> Written instruction: Reproduce every line of the records below word for word, but leave out the pictures.

> Data excerpts:
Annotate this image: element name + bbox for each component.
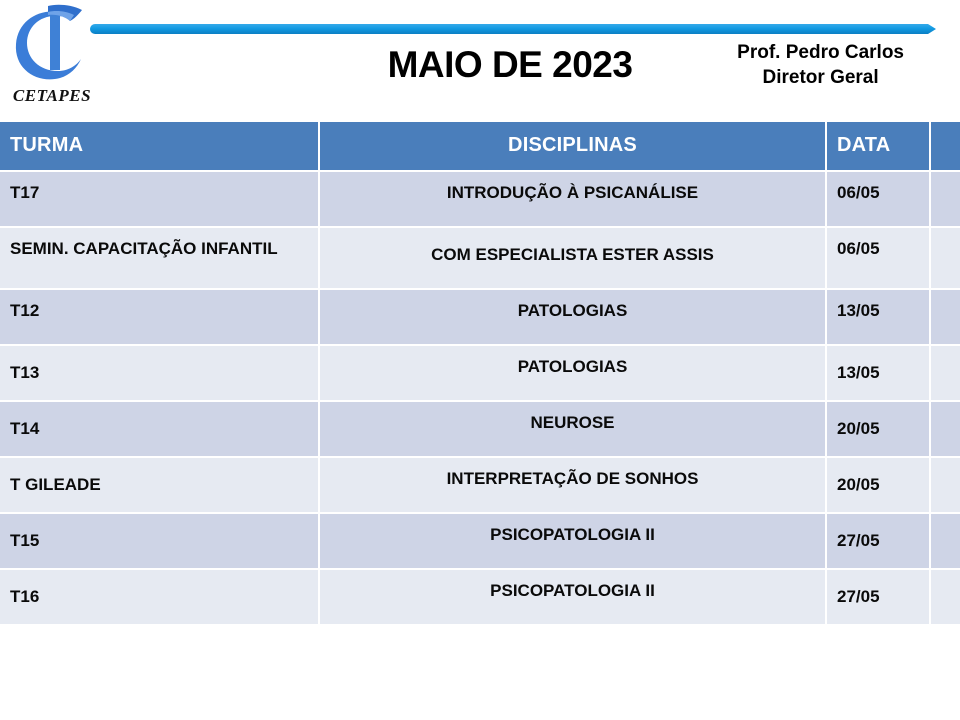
cell-disciplina-text: PSICOPATOLOGIA II [320,570,825,602]
cell-turma-text: T GILEADE [0,458,318,496]
cell-disciplina-text: PSICOPATOLOGIA II [320,514,825,546]
cell-extra [931,514,960,570]
cell-disciplina: COM ESPECIALISTA ESTER ASSIS [320,228,827,290]
cell-data-text: 27/05 [827,570,929,608]
cell-extra-text [931,172,960,182]
cell-extra-text [931,346,960,356]
cell-data-text: 13/05 [827,346,929,384]
cell-disciplina: INTERPRETAÇÃO DE SONHOS [320,458,827,514]
cell-data: 20/05 [827,458,931,514]
cell-data-text: 06/05 [827,172,929,204]
column-header-disciplinas-label: DISCIPLINAS [320,122,825,157]
cell-turma: T GILEADE [0,458,320,514]
cell-disciplina-text: PATOLOGIAS [320,290,825,322]
logo-wordmark: CETAPES [6,86,98,106]
table-header-row: TURMA DISCIPLINAS DATA [0,122,960,172]
cell-turma-text: T13 [0,346,318,384]
cell-extra-text [931,458,960,468]
cell-extra [931,228,960,290]
cell-turma: SEMIN. CAPACITAÇÃO INFANTIL [0,228,320,290]
cell-disciplina: PSICOPATOLOGIA II [320,570,827,626]
cetapes-c-logo-icon [4,2,92,88]
cell-turma-text: T17 [0,172,318,204]
cell-extra [931,570,960,626]
cell-turma: T13 [0,346,320,402]
table-row: T GILEADE INTERPRETAÇÃO DE SONHOS 20/05 [0,458,960,514]
table-row: T15 PSICOPATOLOGIA II 27/05 [0,514,960,570]
director-name: Prof. Pedro Carlos [737,40,904,65]
cell-extra [931,346,960,402]
cell-turma: T12 [0,290,320,346]
cell-extra-text [931,228,960,238]
table-row: T16 PSICOPATOLOGIA II 27/05 [0,570,960,626]
table-row: T13 PATOLOGIAS 13/05 [0,346,960,402]
cell-data-text: 06/05 [827,228,929,260]
cell-extra [931,402,960,458]
cell-extra-text [931,402,960,412]
cell-disciplina-text: INTERPRETAÇÃO DE SONHOS [320,458,825,490]
table-row: T14 NEUROSE 20/05 [0,402,960,458]
header-accent-bar [90,21,936,31]
table-row: T17 INTRODUÇÃO À PSICANÁLISE 06/05 [0,172,960,228]
cell-data: 13/05 [827,290,931,346]
cell-data: 27/05 [827,514,931,570]
column-header-data: DATA [827,122,931,172]
cell-extra [931,458,960,514]
column-header-extra-label [931,122,960,134]
cell-turma: T14 [0,402,320,458]
cell-disciplina: PATOLOGIAS [320,346,827,402]
cell-data: 27/05 [827,570,931,626]
cell-disciplina-text: PATOLOGIAS [320,346,825,378]
cell-turma-text: T12 [0,290,318,322]
cell-data-text: 13/05 [827,290,929,322]
cell-extra-text [931,514,960,524]
column-header-extra [931,122,960,172]
cell-turma: T17 [0,172,320,228]
cell-data: 20/05 [827,402,931,458]
cell-data: 13/05 [827,346,931,402]
cell-disciplina-text: NEUROSE [320,402,825,434]
cell-turma: T15 [0,514,320,570]
column-header-turma-label: TURMA [0,122,318,157]
cell-data: 06/05 [827,228,931,290]
director-block: Prof. Pedro Carlos Diretor Geral [737,40,904,90]
director-role: Diretor Geral [737,65,904,90]
cell-extra-text [931,570,960,580]
cell-data-text: 20/05 [827,402,929,440]
cell-turma-text: T14 [0,402,318,440]
cell-data-text: 20/05 [827,458,929,496]
cell-data-text: 27/05 [827,514,929,552]
cell-extra [931,290,960,346]
column-header-disciplinas: DISCIPLINAS [320,122,827,172]
cell-disciplina-text: INTRODUÇÃO À PSICANÁLISE [320,172,825,204]
table-row: SEMIN. CAPACITAÇÃO INFANTIL COM ESPECIAL… [0,228,960,290]
cell-disciplina: INTRODUÇÃO À PSICANÁLISE [320,172,827,228]
table-row: T12 PATOLOGIAS 13/05 [0,290,960,346]
slide-header: CETAPES MAIO DE 2023 Prof. Pedro Carlos … [0,0,960,122]
cetapes-logo: CETAPES [4,2,104,112]
schedule-table: TURMA DISCIPLINAS DATA T17 INTRODUÇÃO À … [0,122,960,626]
cell-turma-text: T16 [0,570,318,608]
cell-disciplina: NEUROSE [320,402,827,458]
cell-disciplina: PATOLOGIAS [320,290,827,346]
cell-turma: T16 [0,570,320,626]
column-header-data-label: DATA [827,122,929,157]
cell-turma-text: SEMIN. CAPACITAÇÃO INFANTIL [0,228,318,260]
page-title: MAIO DE 2023 [330,44,690,86]
cell-extra-text [931,290,960,300]
cell-disciplina: PSICOPATOLOGIA II [320,514,827,570]
cell-extra [931,172,960,228]
cell-disciplina-text: COM ESPECIALISTA ESTER ASSIS [320,228,825,266]
column-header-turma: TURMA [0,122,320,172]
cell-data: 06/05 [827,172,931,228]
cell-turma-text: T15 [0,514,318,552]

> Task solution:
Annotate this image: element name + bbox for each component.
cell-disciplina-text: PSICOPATOLOGIA II [320,570,825,602]
cell-turma-text: T GILEADE [0,458,318,496]
cell-disciplina-text: PSICOPATOLOGIA II [320,514,825,546]
cell-extra [931,514,960,570]
cell-disciplina: COM ESPECIALISTA ESTER ASSIS [320,228,827,290]
cell-data-text: 27/05 [827,570,929,608]
cell-extra-text [931,172,960,182]
cell-extra-text [931,346,960,356]
cell-data-text: 13/05 [827,346,929,384]
cell-disciplina: INTERPRETAÇÃO DE SONHOS [320,458,827,514]
cell-data: 20/05 [827,458,931,514]
cell-data-text: 06/05 [827,172,929,204]
column-header-disciplinas-label: DISCIPLINAS [320,122,825,157]
cell-turma: T GILEADE [0,458,320,514]
cell-disciplina-text: PATOLOGIAS [320,290,825,322]
logo-wordmark: CETAPES [6,86,98,106]
table-header-row: TURMA DISCIPLINAS DATA [0,122,960,172]
cell-turma-text: T13 [0,346,318,384]
cell-extra-text [931,458,960,468]
cell-extra [931,228,960,290]
cell-turma: SEMIN. CAPACITAÇÃO INFANTIL [0,228,320,290]
cell-disciplina: PSICOPATOLOGIA II [320,570,827,626]
cetapes-c-logo-icon [4,2,92,88]
cell-turma-text: T17 [0,172,318,204]
cell-extra [931,570,960,626]
cell-turma: T13 [0,346,320,402]
table-row: T GILEADE INTERPRETAÇÃO DE SONHOS 20/05 [0,458,960,514]
table-row: T15 PSICOPATOLOGIA II 27/05 [0,514,960,570]
director-name: Prof. Pedro Carlos [737,40,904,65]
cell-extra [931,346,960,402]
cell-turma: T12 [0,290,320,346]
cell-extra-text [931,228,960,238]
table-row: T16 PSICOPATOLOGIA II 27/05 [0,570,960,626]
table-row: T13 PATOLOGIAS 13/05 [0,346,960,402]
cell-data-text: 06/05 [827,228,929,260]
cell-extra [931,402,960,458]
cell-extra-text [931,402,960,412]
cell-disciplina-text: INTERPRETAÇÃO DE SONHOS [320,458,825,490]
table-row: T14 NEUROSE 20/05 [0,402,960,458]
header-accent-bar [90,21,936,31]
table-row: T17 INTRODUÇÃO À PSICANÁLISE 06/05 [0,172,960,228]
cell-data: 13/05 [827,290,931,346]
cell-data: 27/05 [827,514,931,570]
column-header-data: DATA [827,122,931,172]
cell-extra [931,458,960,514]
column-header-extra-label [931,122,960,134]
cell-turma: T14 [0,402,320,458]
cell-disciplina: PATOLOGIAS [320,346,827,402]
cell-data: 27/05 [827,570,931,626]
cell-disciplina-text: PATOLOGIAS [320,346,825,378]
cell-turma-text: T12 [0,290,318,322]
cell-data-text: 13/05 [827,290,929,322]
cell-extra-text [931,514,960,524]
column-header-extra [931,122,960,172]
cell-turma: T17 [0,172,320,228]
cell-data: 20/05 [827,402,931,458]
cell-data: 13/05 [827,346,931,402]
cell-disciplina-text: NEUROSE [320,402,825,434]
cell-turma: T15 [0,514,320,570]
column-header-turma-label: TURMA [0,122,318,157]
cell-data: 06/05 [827,228,931,290]
director-block: Prof. Pedro Carlos Diretor Geral [737,40,904,90]
director-role: Diretor Geral [737,65,904,90]
cell-extra-text [931,570,960,580]
cell-data-text: 20/05 [827,402,929,440]
cell-turma-text: T14 [0,402,318,440]
cell-data-text: 20/05 [827,458,929,496]
cell-data-text: 27/05 [827,514,929,552]
cell-extra [931,290,960,346]
column-header-disciplinas: DISCIPLINAS [320,122,827,172]
cell-disciplina-text: INTRODUÇÃO À PSICANÁLISE [320,172,825,204]
table-row: SEMIN. CAPACITAÇÃO INFANTIL COM ESPECIAL… [0,228,960,290]
cell-disciplina: INTRODUÇÃO À PSICANÁLISE [320,172,827,228]
table-row: T12 PATOLOGIAS 13/05 [0,290,960,346]
slide-header: CETAPES MAIO DE 2023 Prof. Pedro Carlos … [0,0,960,122]
cetapes-logo: CETAPES [4,2,104,112]
schedule-table: TURMA DISCIPLINAS DATA T17 INTRODUÇÃO À … [0,122,960,626]
cell-turma-text: T16 [0,570,318,608]
cell-disciplina: NEUROSE [320,402,827,458]
cell-disciplina: PATOLOGIAS [320,290,827,346]
cell-turma: T16 [0,570,320,626]
column-header-data-label: DATA [827,122,929,157]
cell-turma-text: SEMIN. CAPACITAÇÃO INFANTIL [0,228,318,260]
page-title: MAIO DE 2023 [330,44,690,86]
cell-extra-text [931,290,960,300]
cell-disciplina: PSICOPATOLOGIA II [320,514,827,570]
cell-extra [931,172,960,228]
cell-disciplina-text: COM ESPECIALISTA ESTER ASSIS [320,228,825,266]
column-header-turma: TURMA [0,122,320,172]
cell-data: 06/05 [827,172,931,228]
cell-turma-text: T15 [0,514,318,552]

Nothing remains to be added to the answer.